(Saved entries)

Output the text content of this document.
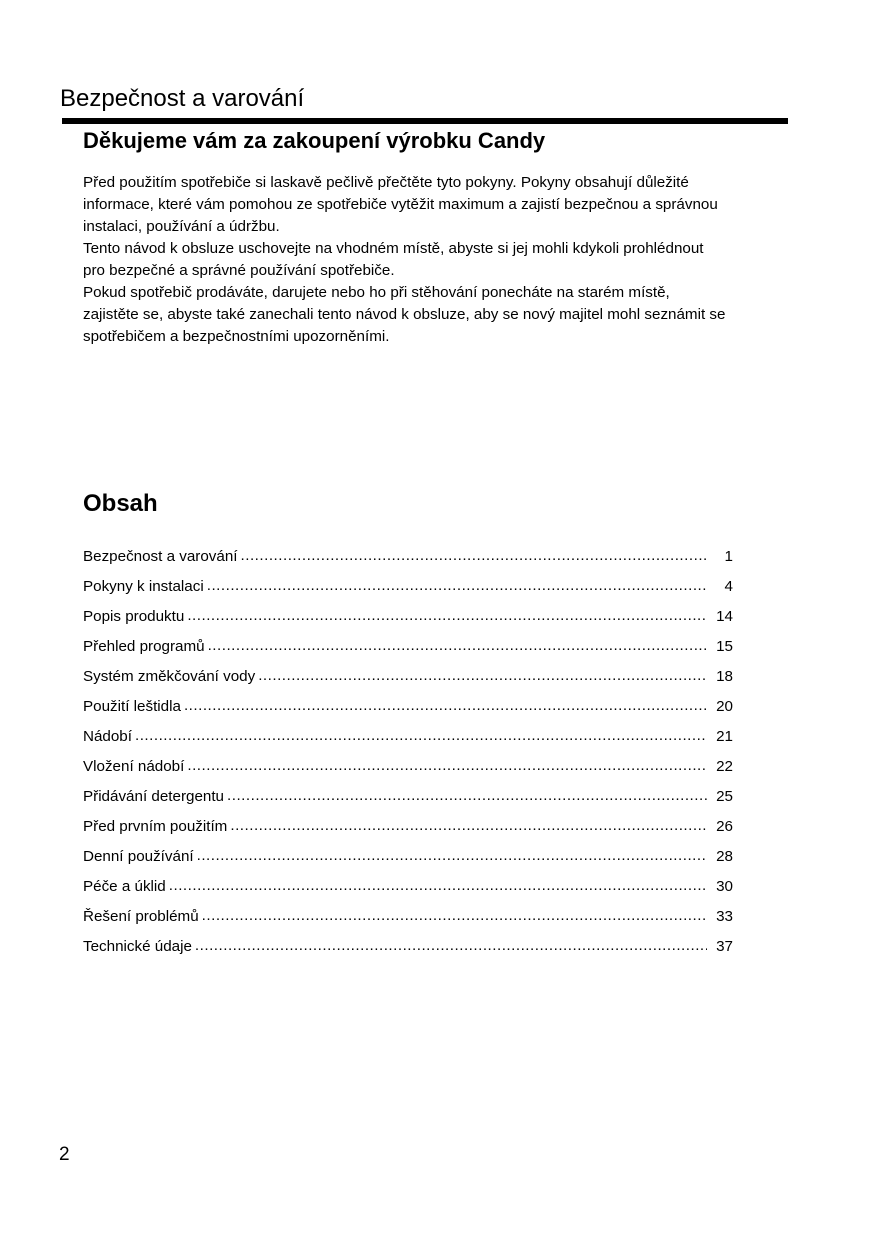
Bezpečnost a varování
Děkujeme vám za zakoupení výrobku Candy

Před použitím spotřebiče si laskavě pečlivě přečtěte tyto pokyny. Pokyny obsahují důležité

informace, které vám pomohou ze spotřebiče vytěžit maximum a zajistí bezpečnou a správnou

instalaci, používání a údržbu.

Tento návod k obsluze uschovejte na vhodném místě, abyste si jej mohli kdykoli prohlédnout

pro bezpečné a správné používání spotřebiče.

Pokud spotřebič prodáváte, darujete nebo ho při stěhování ponecháte na starém místě,

zajistěte se, abyste také zanechali tento návod k obsluze, aby se nový majitel mohl seznámit se

spotřebičem a bezpečnostními upozorněními.

Obsah
Bezpečnost a varování .....	1
Pokyny k instalaci .....	4
Popis produktu .....	14
Přehled programů .....	15
Systém změkčování vody .....	18
Použití leštidla .....	20
Nádobí .....	21
Vložení nádobí .....	22
Přidávání detergentu .....	25
Před prvním použitím .....	26
Denní používání .....	28
Péče a úklid .....	30
Řešení problémů .....	33
Technické údaje .....	37
2
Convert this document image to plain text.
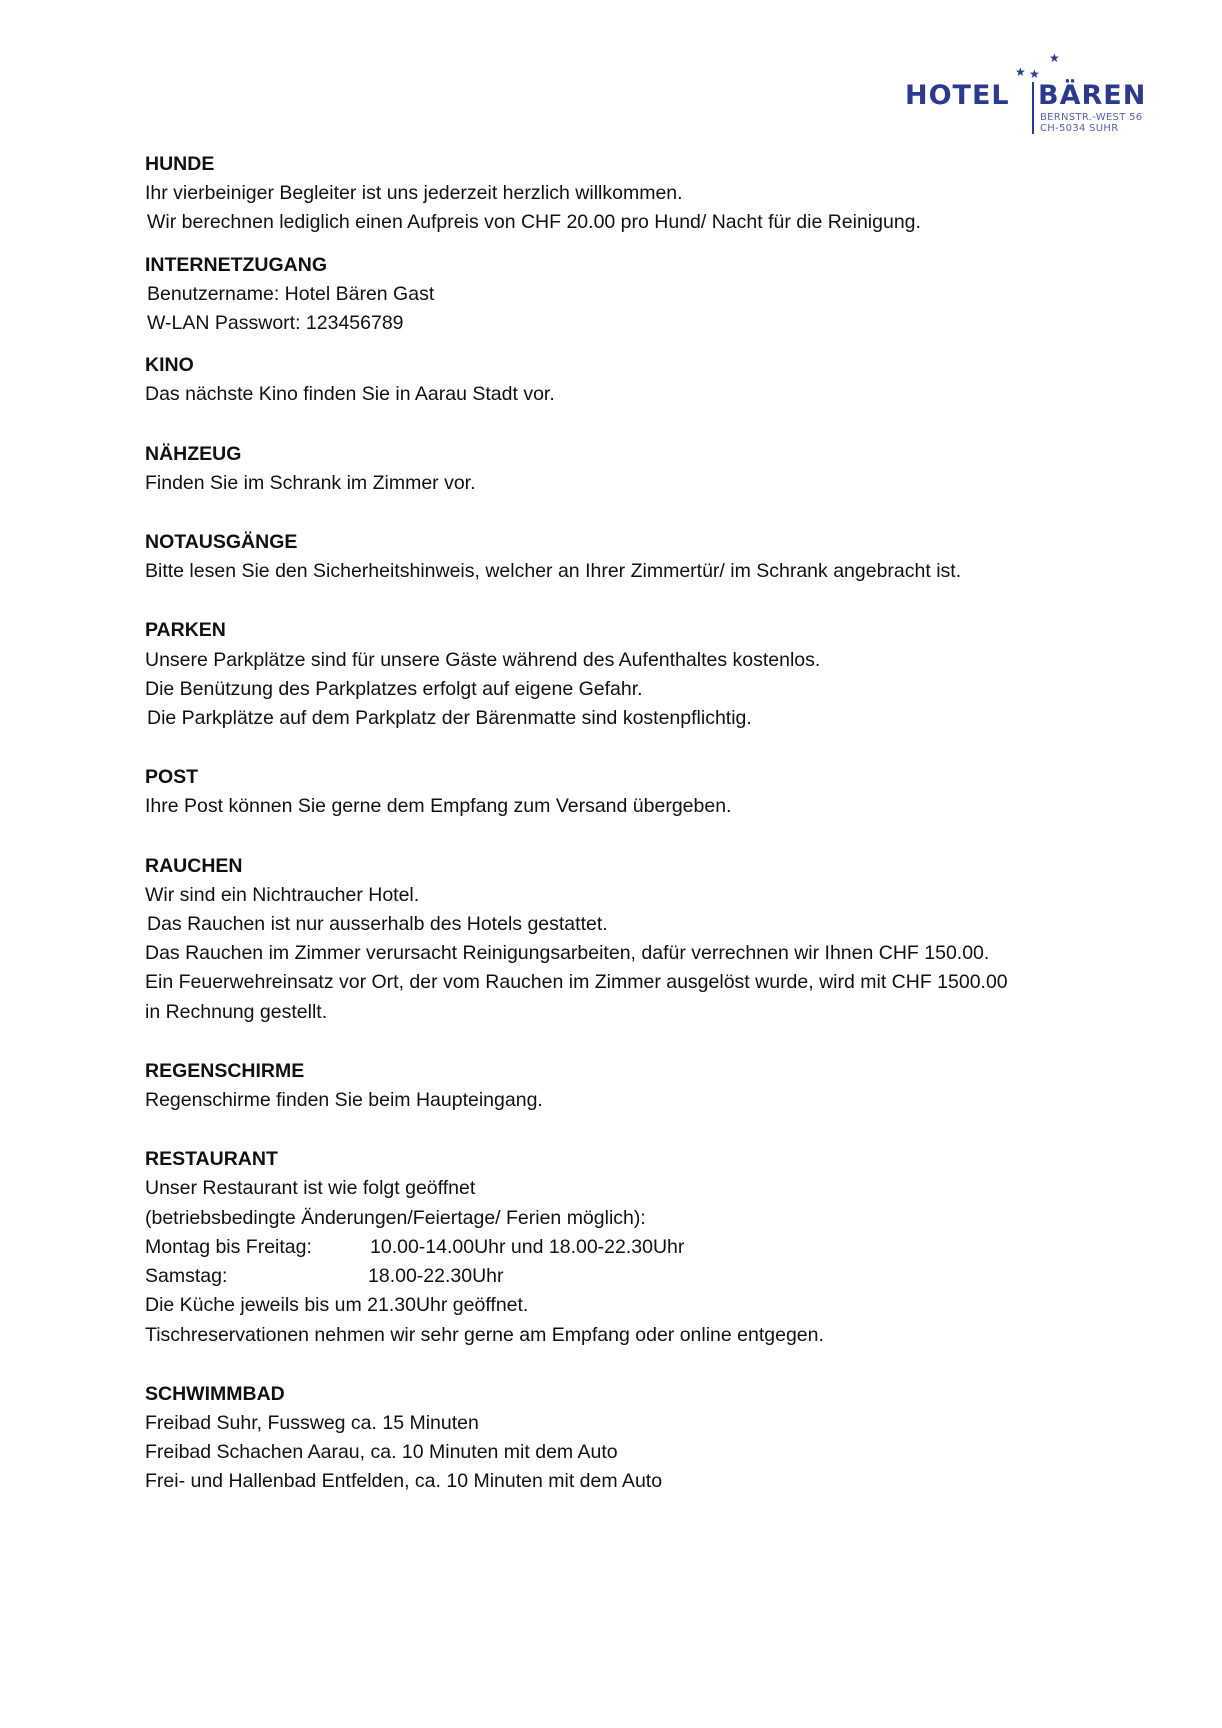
★ ★
★
HOTEL BÄREN
BERNSTR.-WEST 56
CH-5034 SUHR
HUNDE
Ihr vierbeiniger Begleiter ist uns jederzeit herzlich willkommen.
Wir berechnen lediglich einen Aufpreis von CHF 20.00 pro Hund/ Nacht für die Reinigung.
INTERNETZUGANG
Benutzername: Hotel Bären Gast
W-LAN Passwort: 123456789
KINO
Das nächste Kino finden Sie in Aarau Stadt vor.
NÄHZEUG
Finden Sie im Schrank im Zimmer vor.
NOTAUSGÄNGE
Bitte lesen Sie den Sicherheitshinweis, welcher an Ihrer Zimmertür/ im Schrank angebracht ist.
PARKEN
Unsere Parkplätze sind für unsere Gäste während des Aufenthaltes kostenlos.
Die Benützung des Parkplatzes erfolgt auf eigene Gefahr.
Die Parkplätze auf dem Parkplatz der Bärenmatte sind kostenpflichtig.
POST
Ihre Post können Sie gerne dem Empfang zum Versand übergeben.
RAUCHEN
Wir sind ein Nichtraucher Hotel.
Das Rauchen ist nur ausserhalb des Hotels gestattet.
Das Rauchen im Zimmer verursacht Reinigungsarbeiten, dafür verrechnen wir Ihnen CHF 150.00.
Ein Feuerwehreinsatz vor Ort, der vom Rauchen im Zimmer ausgelöst wurde, wird mit CHF 1500.00
in Rechnung gestellt.
REGENSCHIRME
Regenschirme finden Sie beim Haupteingang.
RESTAURANT
Unser Restaurant ist wie folgt geöffnet
(betriebsbedingte Änderungen/Feiertage/ Ferien möglich):
Montag bis Freitag:	10.00-14.00Uhr und 18.00-22.30Uhr
Samstag:	18.00-22.30Uhr
Die Küche jeweils bis um 21.30Uhr geöffnet.
Tischreservationen nehmen wir sehr gerne am Empfang oder online entgegen.
SCHWIMMBAD
Freibad Suhr, Fussweg ca. 15 Minuten
Freibad Schachen Aarau, ca. 10 Minuten mit dem Auto
Frei- und Hallenbad Entfelden, ca. 10 Minuten mit dem Auto
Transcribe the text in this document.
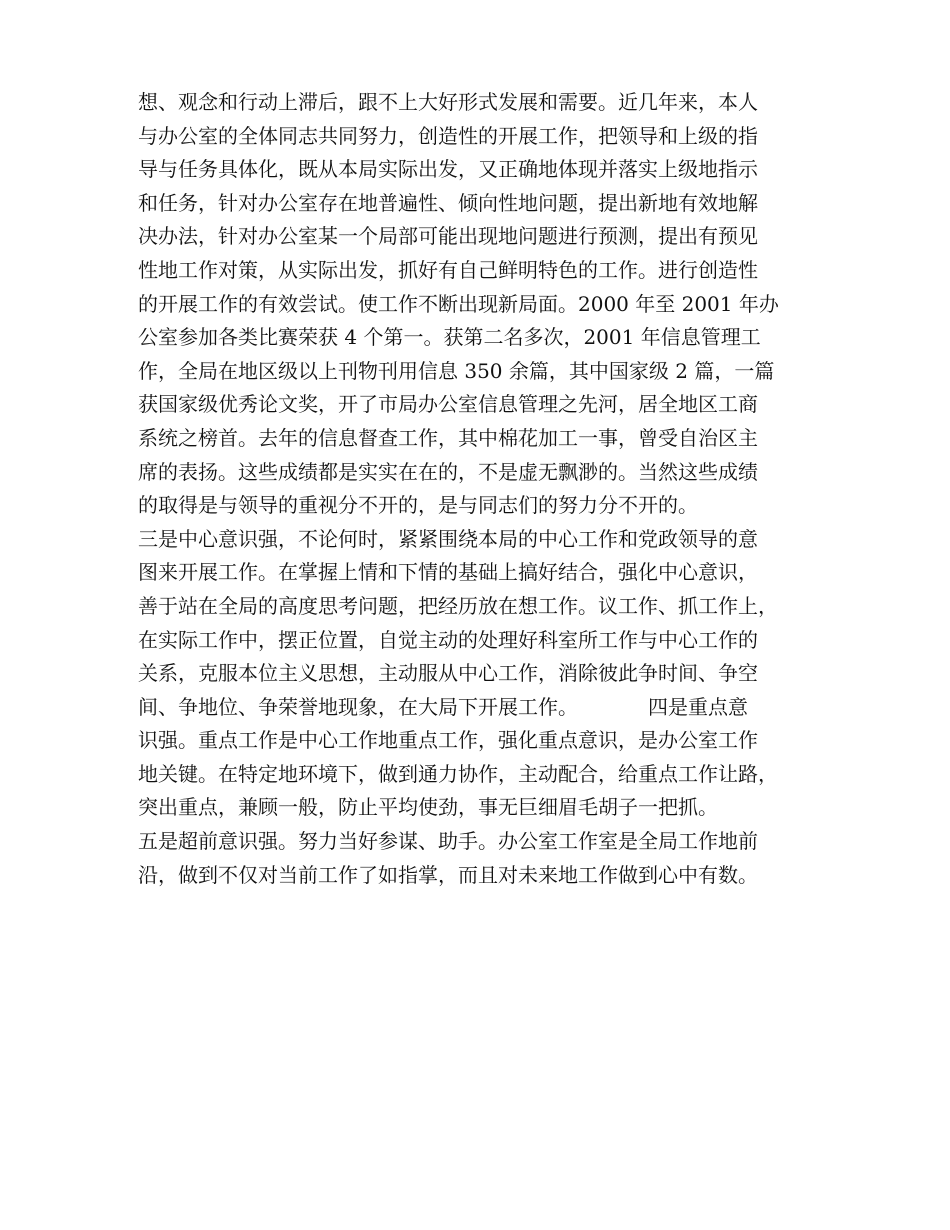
想、观念和行动上滞后，跟不上大好形式发展和需要。近几年来，本人
与办公室的全体同志共同努力，创造性的开展工作，把领导和上级的指
导与任务具体化，既从本局实际出发，又正确地体现并落实上级地指示
和任务，针对办公室存在地普遍性、倾向性地问题，提出新地有效地解
决办法，针对办公室某一个局部可能出现地问题进行预测，提出有预见
性地工作对策，从实际出发，抓好有自己鲜明特色的工作。进行创造性
的开展工作的有效尝试。使工作不断出现新局面。2000 年至 2001 年办
公室参加各类比赛荣获 4 个第一。获第二名多次，2001 年信息管理工
作，全局在地区级以上刊物刊用信息 350 余篇，其中国家级 2 篇，一篇
获国家级优秀论文奖，开了市局办公室信息管理之先河，居全地区工商
系统之榜首。去年的信息督查工作，其中棉花加工一事，曾受自治区主
席的表扬。这些成绩都是实实在在的，不是虚无飘渺的。当然这些成绩
的取得是与领导的重视分不开的，是与同志们的努力分不开的。
三是中心意识强，不论何时，紧紧围绕本局的中心工作和党政领导的意
图来开展工作。在掌握上情和下情的基础上搞好结合，强化中心意识，
善于站在全局的高度思考问题，把经历放在想工作。议工作、抓工作上，
在实际工作中，摆正位置，自觉主动的处理好科室所工作与中心工作的
关系，克服本位主义思想，主动服从中心工作，消除彼此争时间、争空
间、争地位、争荣誉地现象，在大局下开展工作。　　　　四是重点意
识强。重点工作是中心工作地重点工作，强化重点意识，是办公室工作
地关键。在特定地环境下，做到通力协作，主动配合，给重点工作让路，
突出重点，兼顾一般，防止平均使劲，事无巨细眉毛胡子一把抓。
五是超前意识强。努力当好参谋、助手。办公室工作室是全局工作地前
沿，做到不仅对当前工作了如指掌，而且对未来地工作做到心中有数。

* _WORK TO BE COMPLETED_
Can you retype every record above exactly, leaving out the pictures?

* _WRITTEN SOLUTION_
Output the text content of this document.
Bezpečnost a varování
Děkujeme vám za zakoupení výrobku Candy

Před použitím spotřebiče si laskavě pečlivě přečtěte tyto pokyny. Pokyny obsahují důležité

informace, které vám pomohou ze spotřebiče vytěžit maximum a zajistí bezpečnou a správnou

instalaci, používání a údržbu.

Tento návod k obsluze uschovejte na vhodném místě, abyste si jej mohli kdykoli prohlédnout

pro bezpečné a správné používání spotřebiče.

Pokud spotřebič prodáváte, darujete nebo ho při stěhování ponecháte na starém místě,

zajistěte se, abyste také zanechali tento návod k obsluze, aby se nový majitel mohl seznámit se

spotřebičem a bezpečnostními upozorněními.

Obsah
Bezpečnost a varování .....	1
Pokyny k instalaci .....	4
Popis produktu .....	14
Přehled programů .....	15
Systém změkčování vody .....	18
Použití leštidla .....	20
Nádobí .....	21
Vložení nádobí .....	22
Přidávání detergentu .....	25
Před prvním použitím .....	26
Denní používání .....	28
Péče a úklid .....	30
Řešení problémů .....	33
Technické údaje .....	37
2
Convert this document image to plain text.
★ ★
★
HOTEL BÄREN
BERNSTR.-WEST 56
CH-5034 SUHR
HUNDE
Ihr vierbeiniger Begleiter ist uns jederzeit herzlich willkommen.
Wir berechnen lediglich einen Aufpreis von CHF 20.00 pro Hund/ Nacht für die Reinigung.
INTERNETZUGANG
Benutzername: Hotel Bären Gast
W-LAN Passwort: 123456789
KINO
Das nächste Kino finden Sie in Aarau Stadt vor.
NÄHZEUG
Finden Sie im Schrank im Zimmer vor.
NOTAUSGÄNGE
Bitte lesen Sie den Sicherheitshinweis, welcher an Ihrer Zimmertür/ im Schrank angebracht ist.
PARKEN
Unsere Parkplätze sind für unsere Gäste während des Aufenthaltes kostenlos.
Die Benützung des Parkplatzes erfolgt auf eigene Gefahr.
Die Parkplätze auf dem Parkplatz der Bärenmatte sind kostenpflichtig.
POST
Ihre Post können Sie gerne dem Empfang zum Versand übergeben.
RAUCHEN
Wir sind ein Nichtraucher Hotel.
Das Rauchen ist nur ausserhalb des Hotels gestattet.
Das Rauchen im Zimmer verursacht Reinigungsarbeiten, dafür verrechnen wir Ihnen CHF 150.00.
Ein Feuerwehreinsatz vor Ort, der vom Rauchen im Zimmer ausgelöst wurde, wird mit CHF 1500.00
in Rechnung gestellt.
REGENSCHIRME
Regenschirme finden Sie beim Haupteingang.
RESTAURANT
Unser Restaurant ist wie folgt geöffnet
(betriebsbedingte Änderungen/Feiertage/ Ferien möglich):
Montag bis Freitag:	10.00-14.00Uhr und 18.00-22.30Uhr
Samstag:	18.00-22.30Uhr
Die Küche jeweils bis um 21.30Uhr geöffnet.
Tischreservationen nehmen wir sehr gerne am Empfang oder online entgegen.
SCHWIMMBAD
Freibad Suhr, Fussweg ca. 15 Minuten
Freibad Schachen Aarau, ca. 10 Minuten mit dem Auto
Frei- und Hallenbad Entfelden, ca. 10 Minuten mit dem Auto
Transcribe the text in this document.
想、观念和行动上滞后，跟不上大好形式发展和需要。近几年来，本人
与办公室的全体同志共同努力，创造性的开展工作，把领导和上级的指
导与任务具体化，既从本局实际出发，又正确地体现并落实上级地指示
和任务，针对办公室存在地普遍性、倾向性地问题，提出新地有效地解
决办法，针对办公室某一个局部可能出现地问题进行预测，提出有预见
性地工作对策，从实际出发，抓好有自己鲜明特色的工作。进行创造性
的开展工作的有效尝试。使工作不断出现新局面。2000 年至 2001 年办
公室参加各类比赛荣获 4 个第一。获第二名多次，2001 年信息管理工
作，全局在地区级以上刊物刊用信息 350 余篇，其中国家级 2 篇，一篇
获国家级优秀论文奖，开了市局办公室信息管理之先河，居全地区工商
系统之榜首。去年的信息督查工作，其中棉花加工一事，曾受自治区主
席的表扬。这些成绩都是实实在在的，不是虚无飘渺的。当然这些成绩
的取得是与领导的重视分不开的，是与同志们的努力分不开的。
三是中心意识强，不论何时，紧紧围绕本局的中心工作和党政领导的意
图来开展工作。在掌握上情和下情的基础上搞好结合，强化中心意识，
善于站在全局的高度思考问题，把经历放在想工作。议工作、抓工作上，
在实际工作中，摆正位置，自觉主动的处理好科室所工作与中心工作的
关系，克服本位主义思想，主动服从中心工作，消除彼此争时间、争空
间、争地位、争荣誉地现象，在大局下开展工作。　　　　四是重点意
识强。重点工作是中心工作地重点工作，强化重点意识，是办公室工作
地关键。在特定地环境下，做到通力协作，主动配合，给重点工作让路，
突出重点，兼顾一般，防止平均使劲，事无巨细眉毛胡子一把抓。
五是超前意识强。努力当好参谋、助手。办公室工作室是全局工作地前
沿，做到不仅对当前工作了如指掌，而且对未来地工作做到心中有数。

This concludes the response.